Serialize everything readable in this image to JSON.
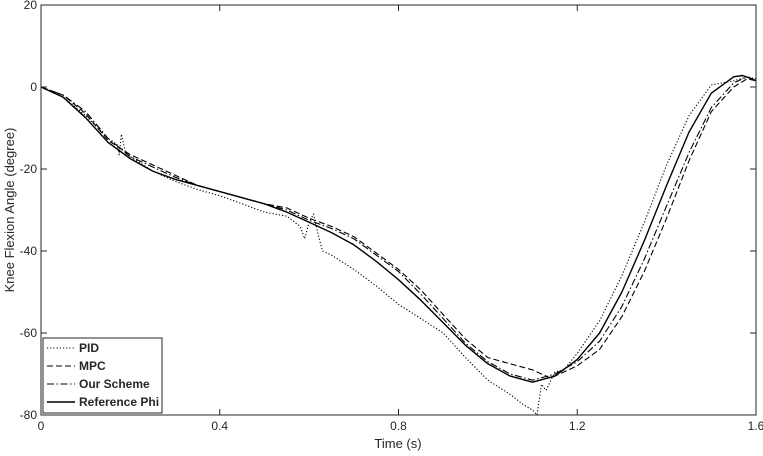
{
  "chart_data": {
    "type": "line",
    "title": "",
    "xlabel": "Time (s)",
    "ylabel": "Knee Flexion Angle (degree)",
    "xlim": [
      0,
      1.6
    ],
    "ylim": [
      -80,
      20
    ],
    "xticks": [
      0,
      0.4,
      0.8,
      1.2,
      1.6
    ],
    "xtick_labels": [
      "0",
      "0.4",
      "0.8",
      "1.2",
      "1.6"
    ],
    "yticks": [
      -80,
      -60,
      -40,
      -20,
      0,
      20
    ],
    "ytick_labels": [
      "-80",
      "-60",
      "-40",
      "-20",
      "0",
      "20"
    ],
    "grid": false,
    "legend_position": "bottom-left",
    "series": [
      {
        "name": "PID",
        "style": "dotted",
        "color": "#000000",
        "x": [
          0,
          0.05,
          0.1,
          0.15,
          0.17,
          0.175,
          0.18,
          0.19,
          0.2,
          0.25,
          0.3,
          0.35,
          0.4,
          0.45,
          0.5,
          0.55,
          0.58,
          0.59,
          0.6,
          0.61,
          0.62,
          0.63,
          0.65,
          0.7,
          0.75,
          0.8,
          0.85,
          0.9,
          0.95,
          1.0,
          1.05,
          1.08,
          1.1,
          1.11,
          1.115,
          1.12,
          1.13,
          1.15,
          1.17,
          1.2,
          1.25,
          1.3,
          1.35,
          1.4,
          1.45,
          1.5,
          1.55,
          1.58,
          1.6
        ],
        "y": [
          0,
          -2.5,
          -7,
          -12.5,
          -14,
          -16.5,
          -11.5,
          -16.5,
          -17,
          -20.5,
          -23,
          -25,
          -26.5,
          -28.5,
          -30.5,
          -31.5,
          -34,
          -37,
          -33,
          -31,
          -36,
          -40,
          -41,
          -44.5,
          -48.5,
          -53,
          -56.5,
          -60,
          -66,
          -71.5,
          -75,
          -77.5,
          -78.8,
          -80,
          -76,
          -72.5,
          -74,
          -69.5,
          -69,
          -65,
          -57,
          -46,
          -33,
          -19,
          -7,
          0.5,
          1.5,
          2.5,
          2
        ]
      },
      {
        "name": "MPC",
        "style": "dashed",
        "color": "#000000",
        "x": [
          0,
          0.05,
          0.1,
          0.15,
          0.2,
          0.25,
          0.3,
          0.35,
          0.4,
          0.45,
          0.5,
          0.55,
          0.6,
          0.65,
          0.7,
          0.75,
          0.8,
          0.85,
          0.9,
          0.95,
          1.0,
          1.05,
          1.1,
          1.12,
          1.14,
          1.16,
          1.2,
          1.25,
          1.3,
          1.35,
          1.4,
          1.45,
          1.5,
          1.55,
          1.58,
          1.6
        ],
        "y": [
          0,
          -2,
          -6.5,
          -13,
          -16.5,
          -19,
          -21.5,
          -24,
          -25.5,
          -27,
          -28.5,
          -29.5,
          -32,
          -34,
          -36.5,
          -40.5,
          -44.5,
          -49.5,
          -55.5,
          -61.5,
          -66,
          -67.5,
          -69,
          -70,
          -71,
          -70,
          -68,
          -64,
          -56,
          -45,
          -32,
          -18,
          -6,
          0,
          2,
          1.5
        ]
      },
      {
        "name": "Our Scheme",
        "style": "dashdot",
        "color": "#000000",
        "x": [
          0,
          0.05,
          0.1,
          0.15,
          0.2,
          0.25,
          0.3,
          0.35,
          0.4,
          0.45,
          0.5,
          0.55,
          0.6,
          0.65,
          0.7,
          0.75,
          0.8,
          0.85,
          0.9,
          0.95,
          1.0,
          1.05,
          1.1,
          1.15,
          1.2,
          1.25,
          1.3,
          1.35,
          1.4,
          1.45,
          1.5,
          1.55,
          1.58,
          1.6
        ],
        "y": [
          0,
          -2,
          -6,
          -12.5,
          -17,
          -19.5,
          -22,
          -24,
          -25.5,
          -27,
          -28.5,
          -30,
          -32.5,
          -34.5,
          -37,
          -41,
          -45,
          -50.5,
          -56.5,
          -62.5,
          -67,
          -70,
          -71.5,
          -70,
          -67,
          -62,
          -53.5,
          -42,
          -29,
          -16,
          -5,
          1,
          2.5,
          1.5
        ]
      },
      {
        "name": "Reference Phi",
        "style": "solid",
        "color": "#000000",
        "x": [
          0,
          0.05,
          0.1,
          0.15,
          0.2,
          0.25,
          0.3,
          0.35,
          0.4,
          0.45,
          0.5,
          0.55,
          0.6,
          0.65,
          0.7,
          0.75,
          0.8,
          0.85,
          0.9,
          0.95,
          1.0,
          1.05,
          1.1,
          1.15,
          1.2,
          1.25,
          1.3,
          1.35,
          1.4,
          1.45,
          1.5,
          1.55,
          1.57,
          1.59,
          1.6
        ],
        "y": [
          0,
          -2.5,
          -7.5,
          -13.5,
          -17.5,
          -20.5,
          -22.5,
          -24,
          -25.5,
          -27,
          -28.5,
          -30.5,
          -33,
          -35.5,
          -38.5,
          -42.5,
          -47,
          -52,
          -57.5,
          -63,
          -67.5,
          -70.5,
          -72,
          -70.5,
          -66.5,
          -60,
          -50,
          -37.5,
          -24,
          -11,
          -1.5,
          2.5,
          2.8,
          2,
          1.5
        ]
      }
    ]
  }
}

────────────────────────────────────────

Task =
All the lines above are to be given again exactly as they read, with the pictures removed.

Response to this task =
Serialize everything readable in this image to JSON.
{
  "chart_data": {
    "type": "line",
    "title": "",
    "xlabel": "Time (s)",
    "ylabel": "Knee Flexion Angle (degree)",
    "xlim": [
      0,
      1.6
    ],
    "ylim": [
      -80,
      20
    ],
    "xticks": [
      0,
      0.4,
      0.8,
      1.2,
      1.6
    ],
    "xtick_labels": [
      "0",
      "0.4",
      "0.8",
      "1.2",
      "1.6"
    ],
    "yticks": [
      -80,
      -60,
      -40,
      -20,
      0,
      20
    ],
    "ytick_labels": [
      "-80",
      "-60",
      "-40",
      "-20",
      "0",
      "20"
    ],
    "grid": false,
    "legend_position": "bottom-left",
    "series": [
      {
        "name": "PID",
        "style": "dotted",
        "color": "#000000",
        "x": [
          0,
          0.05,
          0.1,
          0.15,
          0.17,
          0.175,
          0.18,
          0.19,
          0.2,
          0.25,
          0.3,
          0.35,
          0.4,
          0.45,
          0.5,
          0.55,
          0.58,
          0.59,
          0.6,
          0.61,
          0.62,
          0.63,
          0.65,
          0.7,
          0.75,
          0.8,
          0.85,
          0.9,
          0.95,
          1.0,
          1.05,
          1.08,
          1.1,
          1.11,
          1.115,
          1.12,
          1.13,
          1.15,
          1.17,
          1.2,
          1.25,
          1.3,
          1.35,
          1.4,
          1.45,
          1.5,
          1.55,
          1.58,
          1.6
        ],
        "y": [
          0,
          -2.5,
          -7,
          -12.5,
          -14,
          -16.5,
          -11.5,
          -16.5,
          -17,
          -20.5,
          -23,
          -25,
          -26.5,
          -28.5,
          -30.5,
          -31.5,
          -34,
          -37,
          -33,
          -31,
          -36,
          -40,
          -41,
          -44.5,
          -48.5,
          -53,
          -56.5,
          -60,
          -66,
          -71.5,
          -75,
          -77.5,
          -78.8,
          -80,
          -76,
          -72.5,
          -74,
          -69.5,
          -69,
          -65,
          -57,
          -46,
          -33,
          -19,
          -7,
          0.5,
          1.5,
          2.5,
          2
        ]
      },
      {
        "name": "MPC",
        "style": "dashed",
        "color": "#000000",
        "x": [
          0,
          0.05,
          0.1,
          0.15,
          0.2,
          0.25,
          0.3,
          0.35,
          0.4,
          0.45,
          0.5,
          0.55,
          0.6,
          0.65,
          0.7,
          0.75,
          0.8,
          0.85,
          0.9,
          0.95,
          1.0,
          1.05,
          1.1,
          1.12,
          1.14,
          1.16,
          1.2,
          1.25,
          1.3,
          1.35,
          1.4,
          1.45,
          1.5,
          1.55,
          1.58,
          1.6
        ],
        "y": [
          0,
          -2,
          -6.5,
          -13,
          -16.5,
          -19,
          -21.5,
          -24,
          -25.5,
          -27,
          -28.5,
          -29.5,
          -32,
          -34,
          -36.5,
          -40.5,
          -44.5,
          -49.5,
          -55.5,
          -61.5,
          -66,
          -67.5,
          -69,
          -70,
          -71,
          -70,
          -68,
          -64,
          -56,
          -45,
          -32,
          -18,
          -6,
          0,
          2,
          1.5
        ]
      },
      {
        "name": "Our Scheme",
        "style": "dashdot",
        "color": "#000000",
        "x": [
          0,
          0.05,
          0.1,
          0.15,
          0.2,
          0.25,
          0.3,
          0.35,
          0.4,
          0.45,
          0.5,
          0.55,
          0.6,
          0.65,
          0.7,
          0.75,
          0.8,
          0.85,
          0.9,
          0.95,
          1.0,
          1.05,
          1.1,
          1.15,
          1.2,
          1.25,
          1.3,
          1.35,
          1.4,
          1.45,
          1.5,
          1.55,
          1.58,
          1.6
        ],
        "y": [
          0,
          -2,
          -6,
          -12.5,
          -17,
          -19.5,
          -22,
          -24,
          -25.5,
          -27,
          -28.5,
          -30,
          -32.5,
          -34.5,
          -37,
          -41,
          -45,
          -50.5,
          -56.5,
          -62.5,
          -67,
          -70,
          -71.5,
          -70,
          -67,
          -62,
          -53.5,
          -42,
          -29,
          -16,
          -5,
          1,
          2.5,
          1.5
        ]
      },
      {
        "name": "Reference Phi",
        "style": "solid",
        "color": "#000000",
        "x": [
          0,
          0.05,
          0.1,
          0.15,
          0.2,
          0.25,
          0.3,
          0.35,
          0.4,
          0.45,
          0.5,
          0.55,
          0.6,
          0.65,
          0.7,
          0.75,
          0.8,
          0.85,
          0.9,
          0.95,
          1.0,
          1.05,
          1.1,
          1.15,
          1.2,
          1.25,
          1.3,
          1.35,
          1.4,
          1.45,
          1.5,
          1.55,
          1.57,
          1.59,
          1.6
        ],
        "y": [
          0,
          -2.5,
          -7.5,
          -13.5,
          -17.5,
          -20.5,
          -22.5,
          -24,
          -25.5,
          -27,
          -28.5,
          -30.5,
          -33,
          -35.5,
          -38.5,
          -42.5,
          -47,
          -52,
          -57.5,
          -63,
          -67.5,
          -70.5,
          -72,
          -70.5,
          -66.5,
          -60,
          -50,
          -37.5,
          -24,
          -11,
          -1.5,
          2.5,
          2.8,
          2,
          1.5
        ]
      }
    ]
  }
}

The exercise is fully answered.